# What you need to do
Among the lines of this listing, determine how many contain the string "nourri". Answer with the number only.

# Data to use
★ ★ ★ ★

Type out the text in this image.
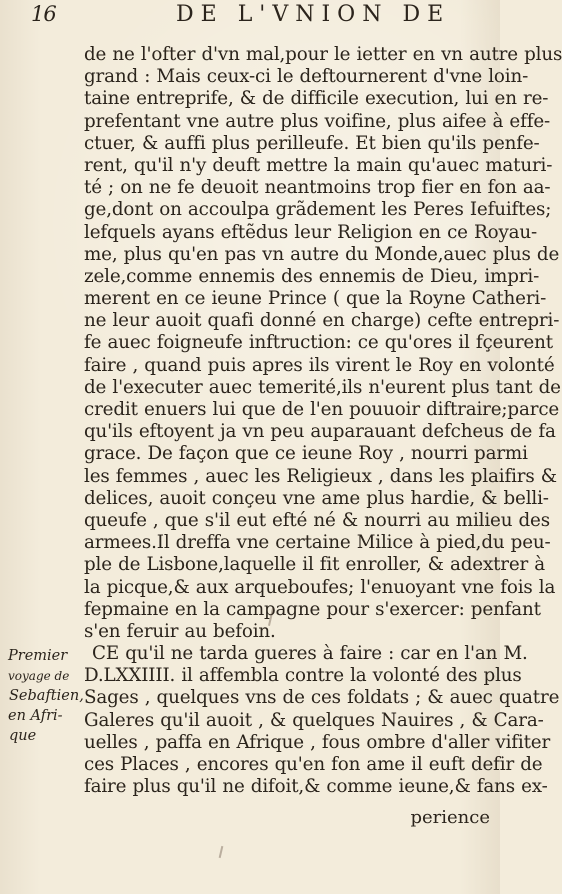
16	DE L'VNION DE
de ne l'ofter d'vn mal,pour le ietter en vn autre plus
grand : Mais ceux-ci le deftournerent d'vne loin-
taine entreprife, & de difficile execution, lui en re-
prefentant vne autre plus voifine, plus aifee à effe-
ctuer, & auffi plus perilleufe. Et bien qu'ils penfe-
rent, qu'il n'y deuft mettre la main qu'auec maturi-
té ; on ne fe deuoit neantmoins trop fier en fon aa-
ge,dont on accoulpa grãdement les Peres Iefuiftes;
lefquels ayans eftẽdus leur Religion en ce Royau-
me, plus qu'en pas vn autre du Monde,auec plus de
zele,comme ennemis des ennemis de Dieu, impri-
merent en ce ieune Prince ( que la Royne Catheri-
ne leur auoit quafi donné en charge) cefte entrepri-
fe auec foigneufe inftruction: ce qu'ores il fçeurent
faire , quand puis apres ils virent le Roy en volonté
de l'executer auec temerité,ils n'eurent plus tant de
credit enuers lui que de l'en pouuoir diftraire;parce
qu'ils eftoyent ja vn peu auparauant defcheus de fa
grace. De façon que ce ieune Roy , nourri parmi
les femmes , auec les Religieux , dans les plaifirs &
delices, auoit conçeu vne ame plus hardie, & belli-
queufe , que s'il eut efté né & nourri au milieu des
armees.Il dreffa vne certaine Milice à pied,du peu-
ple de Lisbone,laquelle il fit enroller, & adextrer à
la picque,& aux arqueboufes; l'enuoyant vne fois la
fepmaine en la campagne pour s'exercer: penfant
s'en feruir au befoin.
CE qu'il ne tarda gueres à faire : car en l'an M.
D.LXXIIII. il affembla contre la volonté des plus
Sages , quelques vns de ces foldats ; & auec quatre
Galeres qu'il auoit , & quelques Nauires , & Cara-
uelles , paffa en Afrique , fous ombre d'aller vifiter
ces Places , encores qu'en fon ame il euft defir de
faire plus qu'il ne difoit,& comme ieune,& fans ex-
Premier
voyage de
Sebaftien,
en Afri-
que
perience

★ ★ ★ ★

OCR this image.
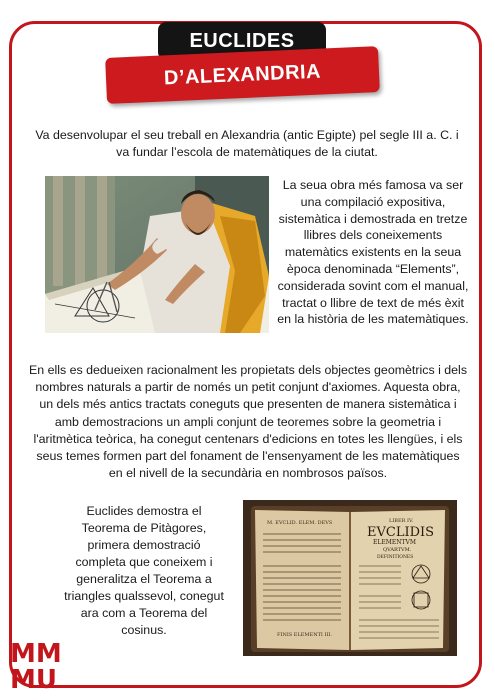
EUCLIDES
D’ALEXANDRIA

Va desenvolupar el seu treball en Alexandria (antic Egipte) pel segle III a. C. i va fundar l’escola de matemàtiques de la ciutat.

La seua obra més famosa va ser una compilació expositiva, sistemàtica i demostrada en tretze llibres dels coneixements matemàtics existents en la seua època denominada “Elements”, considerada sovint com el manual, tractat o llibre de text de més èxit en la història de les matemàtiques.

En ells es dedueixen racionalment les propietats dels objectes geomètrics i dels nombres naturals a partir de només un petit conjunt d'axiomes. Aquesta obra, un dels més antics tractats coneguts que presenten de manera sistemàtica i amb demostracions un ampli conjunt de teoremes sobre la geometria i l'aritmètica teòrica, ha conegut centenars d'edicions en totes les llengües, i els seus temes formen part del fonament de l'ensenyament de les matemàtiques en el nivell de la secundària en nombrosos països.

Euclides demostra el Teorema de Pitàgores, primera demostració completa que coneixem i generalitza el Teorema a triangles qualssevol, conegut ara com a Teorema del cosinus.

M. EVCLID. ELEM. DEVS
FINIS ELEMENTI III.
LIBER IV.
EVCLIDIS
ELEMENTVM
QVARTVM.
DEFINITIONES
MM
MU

★ ★ ★ ★

# The completed task
2